SOURCE PASSAGE:

[Begin]

If a choice doesn’t already offer exactly three options in this way, you can almost always:

Look at the whole situation from above, to create this pattern
and / or
Extend the possible outcomes to extremes, to create this pattern

In the above example with Peter, you saw both approaches used in a way that complemented each other. This is often a great way to ensure you make the right choice. However, they can also be used separately as two different ways to achieve the same result.

When you choose to look at the whole situation from above, for example, as if you were in a helicopter viewing yourself and your entire life (with a particular focus on the area where you need to make a decision), it typically becomes much easier to identify the three overall options.

And as was also evident in the example with Peter, extending the possible outcomes to extremes involves checking:

a) What is the absolute best and most fantastic possible outcome you could achieve?
b) What is the absolute worst and most dreadful possible outcome you could have?
c) And what would be the outcome if (you do not make a choice and) everything continues as it is?

[End]

(Layout annotation data)
[Begin]

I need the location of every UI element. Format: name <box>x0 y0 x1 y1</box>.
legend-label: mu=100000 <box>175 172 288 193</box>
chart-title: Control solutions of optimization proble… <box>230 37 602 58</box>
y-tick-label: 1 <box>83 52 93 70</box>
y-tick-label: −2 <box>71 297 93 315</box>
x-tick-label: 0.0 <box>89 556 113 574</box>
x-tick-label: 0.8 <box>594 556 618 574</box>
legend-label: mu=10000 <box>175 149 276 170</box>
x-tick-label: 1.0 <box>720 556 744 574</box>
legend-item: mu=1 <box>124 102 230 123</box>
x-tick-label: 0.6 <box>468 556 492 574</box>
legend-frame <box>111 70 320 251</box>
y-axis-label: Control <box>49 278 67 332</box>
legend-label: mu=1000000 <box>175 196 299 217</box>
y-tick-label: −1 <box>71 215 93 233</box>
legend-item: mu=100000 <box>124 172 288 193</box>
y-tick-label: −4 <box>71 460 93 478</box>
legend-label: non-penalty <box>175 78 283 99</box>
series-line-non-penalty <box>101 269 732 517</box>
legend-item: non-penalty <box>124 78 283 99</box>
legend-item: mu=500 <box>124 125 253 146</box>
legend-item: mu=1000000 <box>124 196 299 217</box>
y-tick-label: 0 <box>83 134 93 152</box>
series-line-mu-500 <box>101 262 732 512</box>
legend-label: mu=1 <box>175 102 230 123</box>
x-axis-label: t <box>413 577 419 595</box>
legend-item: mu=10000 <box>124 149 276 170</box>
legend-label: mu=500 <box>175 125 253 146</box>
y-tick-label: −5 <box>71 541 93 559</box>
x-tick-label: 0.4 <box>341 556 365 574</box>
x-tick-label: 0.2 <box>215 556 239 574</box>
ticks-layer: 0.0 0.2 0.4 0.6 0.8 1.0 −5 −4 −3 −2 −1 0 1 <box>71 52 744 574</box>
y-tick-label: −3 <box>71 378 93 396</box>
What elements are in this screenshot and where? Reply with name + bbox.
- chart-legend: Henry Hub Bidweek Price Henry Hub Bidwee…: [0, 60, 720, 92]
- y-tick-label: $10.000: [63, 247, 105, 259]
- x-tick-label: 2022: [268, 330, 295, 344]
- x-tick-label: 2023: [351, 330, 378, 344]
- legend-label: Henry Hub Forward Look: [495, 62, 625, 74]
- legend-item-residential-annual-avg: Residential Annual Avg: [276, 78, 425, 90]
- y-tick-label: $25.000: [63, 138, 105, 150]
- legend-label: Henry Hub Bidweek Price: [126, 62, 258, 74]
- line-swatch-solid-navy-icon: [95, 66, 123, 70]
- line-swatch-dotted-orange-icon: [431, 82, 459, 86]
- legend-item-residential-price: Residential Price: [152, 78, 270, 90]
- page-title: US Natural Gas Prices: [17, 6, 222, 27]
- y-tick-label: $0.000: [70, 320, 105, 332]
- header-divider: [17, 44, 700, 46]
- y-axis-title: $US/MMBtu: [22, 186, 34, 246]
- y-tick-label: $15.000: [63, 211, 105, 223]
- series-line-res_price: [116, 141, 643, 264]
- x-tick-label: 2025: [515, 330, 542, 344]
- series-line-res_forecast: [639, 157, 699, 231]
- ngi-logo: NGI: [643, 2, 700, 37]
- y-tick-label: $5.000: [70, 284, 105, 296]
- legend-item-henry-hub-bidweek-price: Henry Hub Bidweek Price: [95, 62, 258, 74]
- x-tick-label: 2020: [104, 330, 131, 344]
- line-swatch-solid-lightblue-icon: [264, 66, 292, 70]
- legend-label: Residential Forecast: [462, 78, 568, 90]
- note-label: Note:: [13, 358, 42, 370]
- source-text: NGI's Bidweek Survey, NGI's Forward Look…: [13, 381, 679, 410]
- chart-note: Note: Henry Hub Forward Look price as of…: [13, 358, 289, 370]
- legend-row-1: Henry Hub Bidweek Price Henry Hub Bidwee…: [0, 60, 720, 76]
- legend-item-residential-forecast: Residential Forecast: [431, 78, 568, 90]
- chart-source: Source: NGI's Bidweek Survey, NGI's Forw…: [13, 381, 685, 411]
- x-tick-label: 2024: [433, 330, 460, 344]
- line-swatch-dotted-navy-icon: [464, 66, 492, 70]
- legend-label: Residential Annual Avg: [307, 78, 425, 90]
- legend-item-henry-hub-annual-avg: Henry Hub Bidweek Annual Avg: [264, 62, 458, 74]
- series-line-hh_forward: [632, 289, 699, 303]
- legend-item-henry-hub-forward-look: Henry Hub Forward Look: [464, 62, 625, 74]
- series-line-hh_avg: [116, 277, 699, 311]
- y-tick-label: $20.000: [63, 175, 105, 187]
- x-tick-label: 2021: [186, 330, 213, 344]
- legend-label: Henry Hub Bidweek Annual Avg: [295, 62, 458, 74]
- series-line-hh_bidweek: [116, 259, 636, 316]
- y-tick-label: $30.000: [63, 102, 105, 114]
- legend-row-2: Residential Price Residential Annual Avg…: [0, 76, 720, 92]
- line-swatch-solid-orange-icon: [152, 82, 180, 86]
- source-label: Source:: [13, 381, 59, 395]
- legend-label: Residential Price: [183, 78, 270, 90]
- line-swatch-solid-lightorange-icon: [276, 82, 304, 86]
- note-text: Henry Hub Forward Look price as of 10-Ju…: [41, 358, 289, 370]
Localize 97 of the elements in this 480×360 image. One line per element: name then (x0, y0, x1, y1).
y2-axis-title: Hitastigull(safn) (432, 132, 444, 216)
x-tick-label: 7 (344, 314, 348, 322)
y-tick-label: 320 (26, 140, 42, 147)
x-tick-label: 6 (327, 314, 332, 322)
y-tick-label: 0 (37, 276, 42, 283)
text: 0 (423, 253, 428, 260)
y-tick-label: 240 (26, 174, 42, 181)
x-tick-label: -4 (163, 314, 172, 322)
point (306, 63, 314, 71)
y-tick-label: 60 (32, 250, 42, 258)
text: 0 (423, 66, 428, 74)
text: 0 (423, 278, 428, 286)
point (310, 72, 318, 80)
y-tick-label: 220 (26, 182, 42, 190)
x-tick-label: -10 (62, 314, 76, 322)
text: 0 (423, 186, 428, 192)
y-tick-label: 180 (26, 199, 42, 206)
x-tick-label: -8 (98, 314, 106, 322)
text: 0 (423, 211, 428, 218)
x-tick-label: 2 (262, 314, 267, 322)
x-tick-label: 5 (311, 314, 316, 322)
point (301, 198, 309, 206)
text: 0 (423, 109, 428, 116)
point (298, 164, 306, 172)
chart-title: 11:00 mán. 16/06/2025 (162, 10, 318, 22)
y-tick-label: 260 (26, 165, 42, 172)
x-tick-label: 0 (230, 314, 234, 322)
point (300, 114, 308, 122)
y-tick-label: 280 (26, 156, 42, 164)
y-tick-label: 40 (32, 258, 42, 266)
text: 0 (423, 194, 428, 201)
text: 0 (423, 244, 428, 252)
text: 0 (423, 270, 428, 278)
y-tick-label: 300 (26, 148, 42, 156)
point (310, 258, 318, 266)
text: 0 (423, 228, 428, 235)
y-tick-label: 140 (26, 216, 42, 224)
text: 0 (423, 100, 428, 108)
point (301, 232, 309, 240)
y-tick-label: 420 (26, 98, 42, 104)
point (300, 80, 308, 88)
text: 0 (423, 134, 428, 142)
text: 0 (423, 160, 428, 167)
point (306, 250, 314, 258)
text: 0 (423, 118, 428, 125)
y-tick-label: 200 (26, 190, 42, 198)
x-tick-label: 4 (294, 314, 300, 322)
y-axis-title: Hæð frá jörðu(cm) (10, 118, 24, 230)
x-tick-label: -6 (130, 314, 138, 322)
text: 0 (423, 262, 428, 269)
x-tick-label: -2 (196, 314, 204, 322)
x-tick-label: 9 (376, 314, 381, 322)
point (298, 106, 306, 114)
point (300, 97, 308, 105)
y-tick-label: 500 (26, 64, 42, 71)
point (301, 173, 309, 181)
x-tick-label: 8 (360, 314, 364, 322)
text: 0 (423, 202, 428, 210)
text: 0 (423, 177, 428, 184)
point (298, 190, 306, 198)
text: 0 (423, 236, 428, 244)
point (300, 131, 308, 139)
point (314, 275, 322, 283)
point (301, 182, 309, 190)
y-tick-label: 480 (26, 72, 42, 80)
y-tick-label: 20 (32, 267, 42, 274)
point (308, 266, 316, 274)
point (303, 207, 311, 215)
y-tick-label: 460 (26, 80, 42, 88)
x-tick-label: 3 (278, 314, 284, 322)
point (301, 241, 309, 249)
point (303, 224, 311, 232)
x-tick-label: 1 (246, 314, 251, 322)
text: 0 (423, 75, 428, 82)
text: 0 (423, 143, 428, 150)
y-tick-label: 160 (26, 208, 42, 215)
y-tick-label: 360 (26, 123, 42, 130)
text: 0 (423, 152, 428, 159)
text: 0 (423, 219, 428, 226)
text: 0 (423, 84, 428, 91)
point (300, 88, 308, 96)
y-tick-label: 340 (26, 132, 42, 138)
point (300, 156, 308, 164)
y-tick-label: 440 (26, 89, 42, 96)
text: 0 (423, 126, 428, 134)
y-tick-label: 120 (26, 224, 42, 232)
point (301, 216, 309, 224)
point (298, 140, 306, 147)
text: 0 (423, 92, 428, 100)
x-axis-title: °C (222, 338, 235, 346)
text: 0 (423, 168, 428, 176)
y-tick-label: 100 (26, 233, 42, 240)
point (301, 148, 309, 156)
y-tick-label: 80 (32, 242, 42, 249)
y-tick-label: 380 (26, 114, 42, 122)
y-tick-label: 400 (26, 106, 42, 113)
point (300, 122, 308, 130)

[End]

PROBLEMS:
[a] In the passage on making choices, what image is offered for looking at the whole situation from above?
[b] Go on with the passage on making choices from the point where it ends.
These entries are separate material and have no connection to the passage on making choices.

PER-TASK ANSWERS:
[a] Being in a helicopter, viewing yourself and your entire life, with a particular focus on the area where you need to make a decision.

[b]
When you view the consequences of your choices through the lens of extremes, it usually becomes much easier to identify your three fundamental options – and choose between them.

It’s quite straightforward, isn’t it? Simple and effective. And it works.

How to make a decision becomes easier when we give ourselves only three overall options.

The advantage of using the 3-options tool is that it simplifies and sharpens the choices, making them much clearer, more distinct, and easier to choose between. This is especially true when you also keep in mind the ultimate goal / result / motive of nearly all choices (a good life experience, a good life) and ensure that the focus remains within yourself, on your own experience.

Summary – And What About AFTER the Big Decision?

The general dynamic truths underlying all of this are:

Almost all of our choices revolve around what we most want to EXPERIENCE in our lives, so the ultimate purpose of our choices is a good life with a great life experience (where we experience love, joy, happiness, meaning, inner peace, humor, wholeness, balance, and health).

Because we are our own “experience instrument,” all of our experiences takes place within ourselves. Therefore, the better we are at starting from within ourselves (and keeping our focus inside ourselves), the easier it becomes to choose, and the better the results of our choices will be.

We make choices with our will, which is a part of our consciousness. Our consciousness can be expansive, broad, and based on wholeness and love (corresponding to a “high” level of consciousness), or it can be limited, narrow, and based on separation and fear (corresponding to a “low” level of consciousness).

The higher and more comprehensive the level of consciousness we make our choices from, the easier it is to make the choice, and the better the long-term results will be for all parties involved.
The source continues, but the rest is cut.